[Source records]
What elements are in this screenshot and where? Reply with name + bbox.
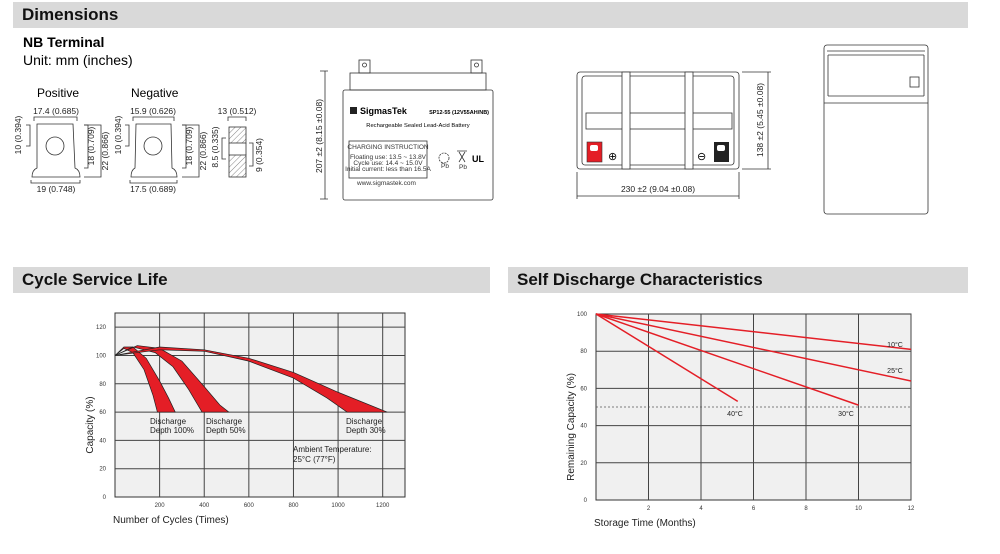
- discharge-x-tick-label: 6: [752, 506, 756, 512]
- section-header-cycle-life: Cycle Service Life: [13, 267, 490, 293]
- charging-title: CHARGING INSTRUCTION: [347, 144, 429, 151]
- discharge-y-tick-label: 60: [580, 386, 587, 392]
- discharge-y-tick-label: 0: [584, 498, 588, 504]
- cycle-y-axis-label: Capacity (%): [85, 396, 96, 453]
- negative-terminal-drawing: Negative 15.9 (0.626) 10 (0.394) 18 (0.7…: [113, 86, 208, 194]
- dim-text: 19 (0.748): [37, 184, 76, 194]
- charging-line: Initial current: less than 16.5A: [345, 166, 431, 173]
- cycle-x-axis-label: Number of Cycles (Times): [113, 515, 229, 526]
- cycle-x-tick-label: 800: [288, 503, 299, 509]
- discharge-line-10c: [595, 313, 912, 351]
- cycle-x-tick-label: 200: [155, 503, 166, 509]
- dim-text: 15.9 (0.626): [130, 106, 176, 116]
- discharge-x-tick-label: 10: [855, 506, 862, 512]
- battery-front-view: 207 ±2 (8.15 ±0.08) SigmasTek SP12-55 (1…: [314, 59, 494, 201]
- pb-label: Pb: [441, 163, 449, 170]
- positive-terminal-drawing: Positive 17.4 (0.685) 10 (0.394) 18 (0.7…: [13, 86, 110, 194]
- negative-label: Negative: [131, 86, 179, 100]
- depth-dimension: 138 ±2 (5.45 ±0.08): [755, 83, 765, 157]
- cycle-series-label: Depth 50%: [206, 426, 246, 435]
- ul-icon: UL: [472, 154, 484, 164]
- positive-label: Positive: [37, 86, 79, 100]
- cycle-y-tick-label: 80: [99, 382, 106, 388]
- cycle-y-tick-label: 0: [103, 495, 107, 501]
- discharge-x-tick-label: 12: [908, 506, 915, 512]
- discharge-x-tick-label: 4: [699, 506, 703, 512]
- dim-text: 18 (0.709): [184, 126, 194, 165]
- discharge-x-axis-label: Storage Time (Months): [594, 518, 696, 529]
- discharge-series-label: 30°C: [838, 410, 854, 418]
- cycle-annotation: Ambient Temperature:: [293, 445, 372, 454]
- cycle-x-tick-label: 1000: [331, 503, 345, 509]
- section-header-dimensions: Dimensions: [13, 2, 968, 28]
- dim-text: 10 (0.394): [13, 115, 23, 154]
- dim-text: 10 (0.394): [113, 115, 123, 154]
- cycle-y-tick-label: 120: [96, 325, 107, 331]
- discharge-y-tick-label: 20: [580, 461, 587, 467]
- discharge-y-tick-label: 80: [580, 349, 587, 355]
- battery-subtitle: Rechargeable Sealed Lead-Acid Battery: [366, 123, 470, 129]
- cycle-y-tick-label: 60: [99, 410, 106, 416]
- cycle-x-tick-label: 1200: [376, 503, 390, 509]
- cycle-band-2: [114, 346, 388, 413]
- discharge-series-label: 40°C: [727, 410, 743, 418]
- dim-text: 13 (0.512): [218, 106, 257, 116]
- cycle-x-tick-label: 400: [199, 503, 210, 509]
- sigma-logo-icon: [350, 107, 357, 114]
- charging-line: Floating use: 13.5 ~ 13.8V: [350, 154, 427, 161]
- dim-text: 22 (0.866): [198, 131, 208, 170]
- discharge-series-label: 10°C: [887, 341, 903, 349]
- dim-text: 18 (0.709): [86, 126, 96, 165]
- cycle-series-label: Depth 100%: [150, 426, 194, 435]
- terminal-title: NB Terminal: [23, 34, 105, 50]
- dim-text: 17.5 (0.689): [130, 184, 176, 194]
- cycle-y-tick-label: 20: [99, 467, 106, 473]
- cycle-series-label: Depth 30%: [346, 426, 386, 435]
- height-dimension: 207 ±2 (8.15 ±0.08): [314, 99, 324, 173]
- cycle-x-tick-label: 600: [244, 503, 255, 509]
- discharge-line-25c: [595, 313, 912, 382]
- cycle-series-label: Discharge: [150, 417, 187, 426]
- brand-name: SigmasTek: [360, 106, 408, 116]
- cycle-annotation: 25°C (77°F): [293, 455, 336, 464]
- cycle-series-label: Discharge: [206, 417, 243, 426]
- discharge-y-axis-label: Remaining Capacity (%): [566, 373, 577, 481]
- plus-icon: ⊕: [608, 151, 617, 163]
- discharge-line-40c: [595, 313, 739, 403]
- dim-text: 22 (0.866): [100, 131, 110, 170]
- discharge-y-tick-label: 40: [580, 424, 587, 430]
- width-dimension: 230 ±2 (9.04 ±0.08): [621, 184, 695, 194]
- minus-icon: ⊖: [697, 151, 706, 163]
- dim-text: 9 (0.354): [254, 138, 264, 172]
- discharge-x-tick-label: 8: [804, 506, 808, 512]
- cycle-series-label: Discharge: [346, 417, 383, 426]
- model-number: SP12-55 (12V55AH/NB): [429, 110, 489, 116]
- discharge-x-tick-label: 2: [647, 506, 651, 512]
- cycle-y-tick-label: 100: [96, 353, 107, 359]
- battery-top-view: ⊕ ⊖ 230 ±2 (9.04 ±0.08) 138 ±2 (5.45 ±0.…: [576, 71, 771, 199]
- pb-label: Pb: [459, 164, 467, 171]
- terminal-side-section: 13 (0.512) 8.5 (0.335) 9 (0.354): [210, 106, 264, 178]
- discharge-line-30c: [595, 313, 859, 406]
- charging-line: Cycle use: 14.4 ~ 15.0V: [353, 160, 423, 167]
- unit-label: Unit: mm (inches): [23, 52, 133, 68]
- bin-icon: [457, 150, 467, 163]
- section-header-self-discharge: Self Discharge Characteristics: [508, 267, 968, 293]
- battery-side-view: [823, 44, 929, 215]
- discharge-series-label: 25°C: [887, 367, 903, 375]
- cycle-y-tick-label: 40: [99, 438, 106, 444]
- dim-text: 8.5 (0.335): [210, 126, 220, 167]
- dim-text: 17.4 (0.685): [33, 106, 79, 116]
- website: www.sigmastek.com: [356, 180, 416, 187]
- recycle-icon: [438, 152, 450, 164]
- discharge-y-tick-label: 100: [577, 312, 588, 318]
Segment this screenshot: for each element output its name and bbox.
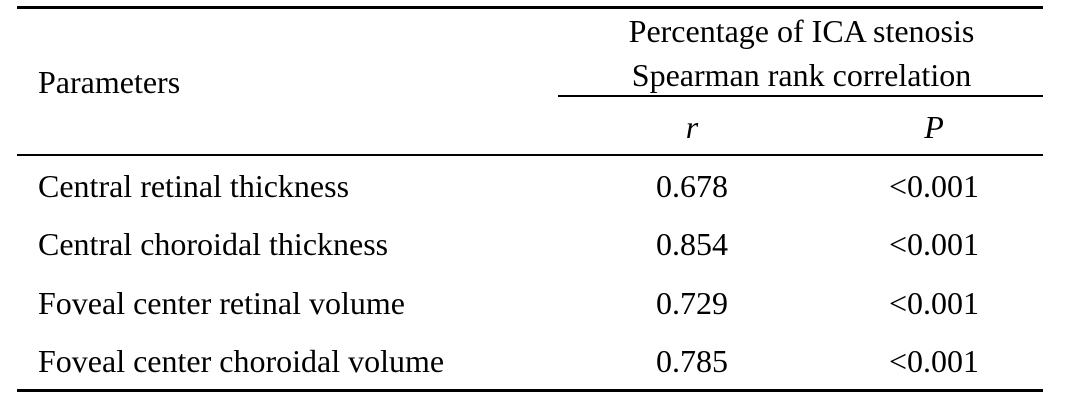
row-r-value: 0.729	[656, 285, 728, 321]
header-parameters: Parameters	[38, 64, 181, 100]
row-p-value: <0.001	[888, 285, 980, 321]
bottom-rule	[17, 389, 1043, 392]
row-p-value: <0.001	[888, 226, 980, 262]
row-p-value: <0.001	[888, 343, 980, 379]
row-param: Central choroidal thickness	[38, 226, 389, 262]
group-rule	[558, 95, 1043, 97]
header-p: P	[924, 109, 944, 145]
row-param: Foveal center choroidal volume	[38, 343, 445, 379]
row-r-value: 0.678	[656, 168, 728, 204]
header-r: r	[685, 109, 699, 145]
top-rule	[17, 6, 1043, 9]
header-rule	[17, 154, 1043, 156]
row-r-value: 0.854	[656, 226, 728, 262]
header-group-line1: Percentage of ICA stenosis	[628, 13, 975, 49]
header-group-line2: Spearman rank correlation	[631, 57, 972, 93]
row-r-value: 0.785	[656, 343, 728, 379]
row-p-value: <0.001	[888, 168, 980, 204]
row-param: Foveal center retinal volume	[38, 285, 405, 321]
row-param: Central retinal thickness	[38, 168, 350, 204]
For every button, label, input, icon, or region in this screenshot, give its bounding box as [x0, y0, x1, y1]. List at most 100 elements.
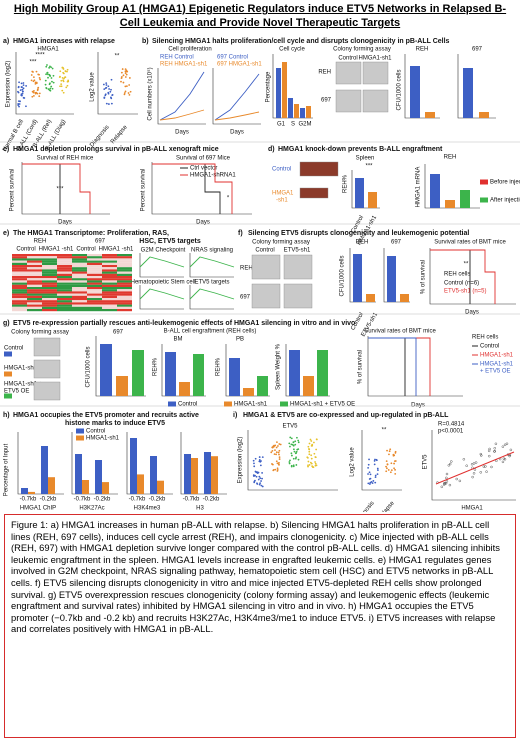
dot: [261, 456, 264, 459]
bar-shape: [102, 295, 117, 298]
bar-shape: [72, 269, 87, 272]
label: REH%: [216, 357, 222, 376]
panel-title: HSC, ETV5 targets: [139, 238, 201, 245]
bar-shape: [303, 376, 314, 396]
dot: [259, 482, 262, 485]
bar-shape: [76, 435, 84, 441]
bar-shape: [72, 298, 87, 301]
dot: [123, 92, 126, 94]
dot: [388, 453, 390, 456]
dot: [39, 78, 41, 81]
axis-frame: [161, 344, 206, 397]
bar-shape: [102, 273, 117, 276]
dot: [35, 70, 38, 73]
bar-shape: [27, 256, 42, 259]
bar-shape: [117, 271, 132, 274]
label: HMGA1: [272, 191, 294, 197]
dot: [308, 448, 310, 450]
dot: [278, 443, 281, 445]
bar-shape: [87, 258, 102, 261]
bar-shape: [27, 304, 42, 307]
bar-shape: [150, 456, 157, 494]
dot: [494, 442, 498, 446]
image-placeholder: [283, 254, 313, 280]
bar-shape: [57, 267, 72, 270]
bar-shape: [179, 382, 190, 396]
bar-shape: [12, 306, 27, 309]
image-placeholder: [362, 61, 389, 85]
dot: [289, 459, 291, 462]
dot: [103, 96, 106, 99]
bar-shape: [42, 265, 57, 268]
dot: [49, 89, 52, 92]
dot: [258, 456, 261, 458]
dot: [307, 465, 309, 468]
dot: [62, 66, 64, 69]
bar-shape: [87, 265, 102, 268]
bar-shape: [42, 262, 57, 265]
bar-shape: [102, 302, 117, 305]
dot: [448, 462, 452, 466]
label: BM: [174, 337, 183, 343]
dot: [480, 454, 483, 457]
dot: [61, 76, 64, 79]
dot: [290, 443, 293, 446]
bar-shape: [12, 276, 27, 279]
dot: [386, 449, 388, 452]
bar-shape: [480, 179, 488, 185]
dot: [38, 76, 41, 79]
dot: [259, 464, 262, 467]
bar-shape: [48, 477, 55, 494]
bar-shape: [27, 306, 42, 309]
bar-shape: [117, 298, 132, 301]
dot: [59, 85, 61, 88]
bar-shape: [27, 287, 42, 290]
dot: [290, 437, 293, 440]
label: HMGA1-shRNA1: [190, 173, 236, 179]
bar-shape: [27, 278, 42, 281]
bar-shape: [12, 295, 27, 298]
bar-shape: [191, 458, 198, 494]
axis-frame: [97, 52, 138, 115]
dot: [368, 478, 371, 480]
label: REH%: [343, 174, 349, 193]
label: REH HMGA1-sh1: [160, 62, 208, 68]
bar-shape: [27, 300, 42, 303]
bar-shape: [102, 293, 117, 296]
dot: [370, 480, 373, 483]
bar-shape: [57, 284, 72, 287]
dot: [30, 74, 33, 76]
bar-shape: [102, 269, 117, 272]
dot: [276, 441, 278, 444]
dot: [109, 90, 112, 93]
label: 697: [391, 240, 402, 246]
dot: [64, 70, 67, 73]
bar-shape: [102, 280, 117, 283]
label: Spleen: [356, 156, 375, 162]
dot: [292, 441, 295, 444]
bar-shape: [12, 254, 27, 257]
bar-shape: [57, 306, 72, 309]
dot: [120, 80, 122, 83]
curve: [368, 337, 417, 396]
dot: [66, 84, 69, 87]
dot: [22, 96, 25, 99]
dot: [32, 76, 35, 79]
bar-shape: [102, 284, 117, 287]
label: % of survival: [421, 260, 427, 294]
bar-shape: [12, 258, 27, 261]
bar-shape: [280, 401, 288, 407]
bar-shape: [27, 267, 42, 270]
bar-shape: [289, 350, 300, 396]
label: Control: [178, 402, 197, 408]
dot: [297, 458, 300, 461]
dot: [488, 454, 491, 458]
bar-shape: [87, 280, 102, 283]
dot: [107, 103, 110, 105]
bar-shape: [57, 293, 72, 296]
label: -sh1: [276, 198, 288, 204]
bar-shape: [57, 256, 72, 259]
label: **: [464, 262, 469, 268]
dot: [297, 439, 300, 442]
dot: [310, 457, 313, 460]
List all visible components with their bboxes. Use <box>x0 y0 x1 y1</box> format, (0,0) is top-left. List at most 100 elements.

*What is required*
Reproduce the lines starting at the one that contains "- discharge-x-tick-label: 6: [752, 506, 756, 512]" and ending at the one that contains "- discharge-x-tick-label: 10: [855, 506, 862, 512]", substituting "dimension-text" for "dim-text" and leaving everything else unchanged.

*Written answer*
- discharge-x-tick-label: 6: [752, 506, 756, 512]
- section-header-cycle-life: Cycle Service Life: [13, 267, 490, 293]
- charging-title: CHARGING INSTRUCTION: [347, 144, 429, 151]
- discharge-y-tick-label: 60: [580, 386, 587, 392]
- discharge-y-tick-label: 0: [584, 498, 588, 504]
- cycle-y-axis-label: Capacity (%): [85, 396, 96, 453]
- negative-terminal-drawing: Negative 15.9 (0.626) 10 (0.394) 18 (0.7…: [113, 86, 208, 194]
- dimension-text: 19 (0.748): [37, 184, 76, 194]
- charging-line: Initial current: less than 16.5A: [345, 166, 431, 173]
- cycle-x-axis-label: Number of Cycles (Times): [113, 515, 229, 526]
- cycle-x-tick-label: 800: [288, 503, 299, 509]
- discharge-line-10c: [595, 313, 912, 351]
- cycle-x-tick-label: 200: [155, 503, 166, 509]
- dimension-text: 15.9 (0.626): [130, 106, 176, 116]
- discharge-x-tick-label: 10: [855, 506, 862, 512]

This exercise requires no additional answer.